==== RECORDS PROVIDED ====

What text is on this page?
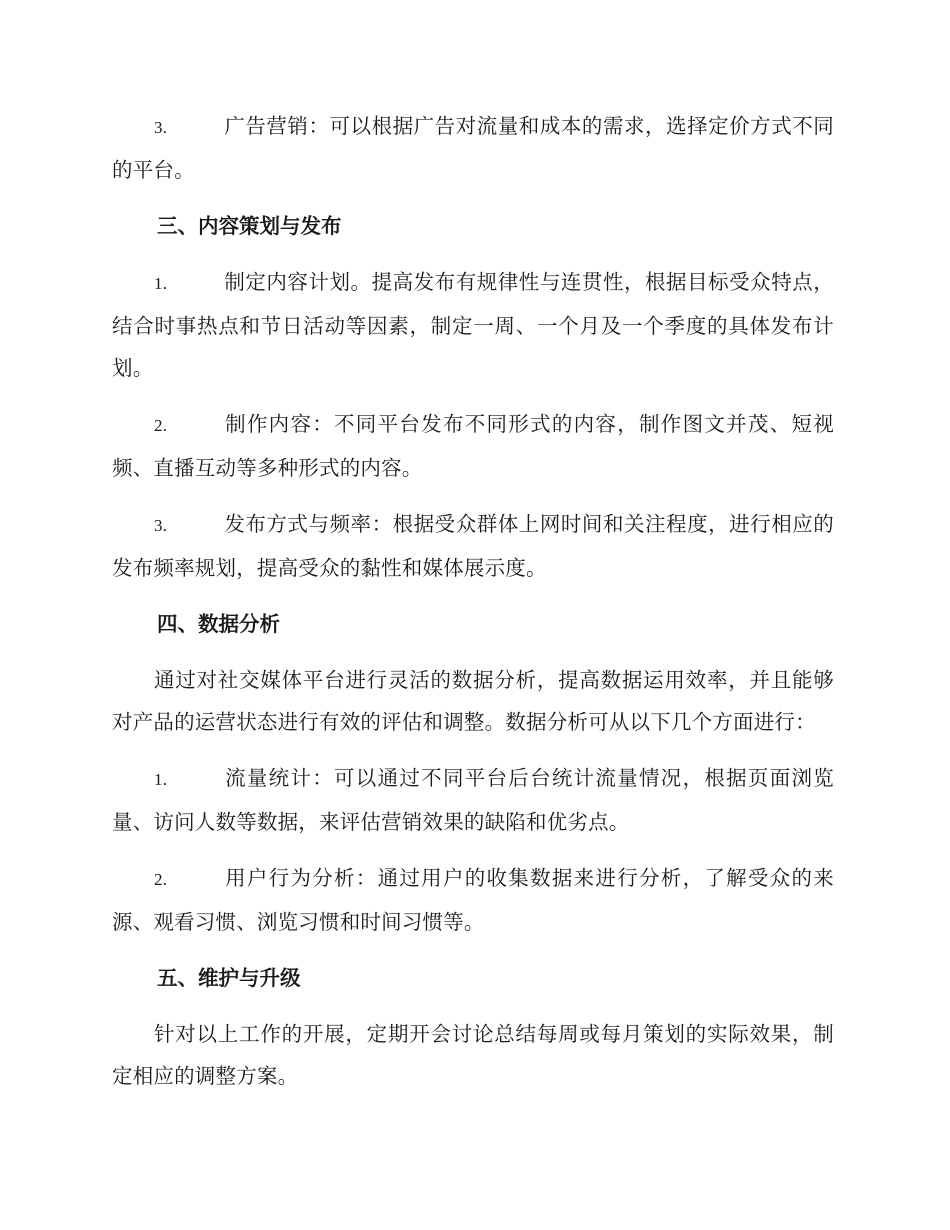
3.	广告营销：可以根据广告对流量和成本的需求，选择定价方式不同的平台。

三、内容策划与发布

1.	制定内容计划。提高发布有规律性与连贯性，根据目标受众特点，结合时事热点和节日活动等因素，制定一周、一个月及一个季度的具体发布计划。

2.	制作内容：不同平台发布不同形式的内容，制作图文并茂、短视频、直播互动等多种形式的内容。

3.	发布方式与频率：根据受众群体上网时间和关注程度，进行相应的发布频率规划，提高受众的黏性和媒体展示度。

四、数据分析

通过对社交媒体平台进行灵活的数据分析，提高数据运用效率，并且能够对产品的运营状态进行有效的评估和调整。数据分析可从以下几个方面进行：

1.	流量统计：可以通过不同平台后台统计流量情况，根据页面浏览量、访问人数等数据，来评估营销效果的缺陷和优劣点。

2.	用户行为分析：通过用户的收集数据来进行分析，了解受众的来源、观看习惯、浏览习惯和时间习惯等。

五、维护与升级

针对以上工作的开展，定期开会讨论总结每周或每月策划的实际效果，制定相应的调整方案。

====

=== TASK TO CARRY OUT ===
Make an exact copy of every entry above, minus the images.

=== SOLUTION FOR THIS TASK ===
What text is on this page?
3.	广告营销：可以根据广告对流量和成本的需求，选择定价方式不同的平台。

三、内容策划与发布

1.	制定内容计划。提高发布有规律性与连贯性，根据目标受众特点，结合时事热点和节日活动等因素，制定一周、一个月及一个季度的具体发布计划。

2.	制作内容：不同平台发布不同形式的内容，制作图文并茂、短视频、直播互动等多种形式的内容。

3.	发布方式与频率：根据受众群体上网时间和关注程度，进行相应的发布频率规划，提高受众的黏性和媒体展示度。

四、数据分析

通过对社交媒体平台进行灵活的数据分析，提高数据运用效率，并且能够对产品的运营状态进行有效的评估和调整。数据分析可从以下几个方面进行：

1.	流量统计：可以通过不同平台后台统计流量情况，根据页面浏览量、访问人数等数据，来评估营销效果的缺陷和优劣点。

2.	用户行为分析：通过用户的收集数据来进行分析，了解受众的来源、观看习惯、浏览习惯和时间习惯等。

五、维护与升级

针对以上工作的开展，定期开会讨论总结每周或每月策划的实际效果，制定相应的调整方案。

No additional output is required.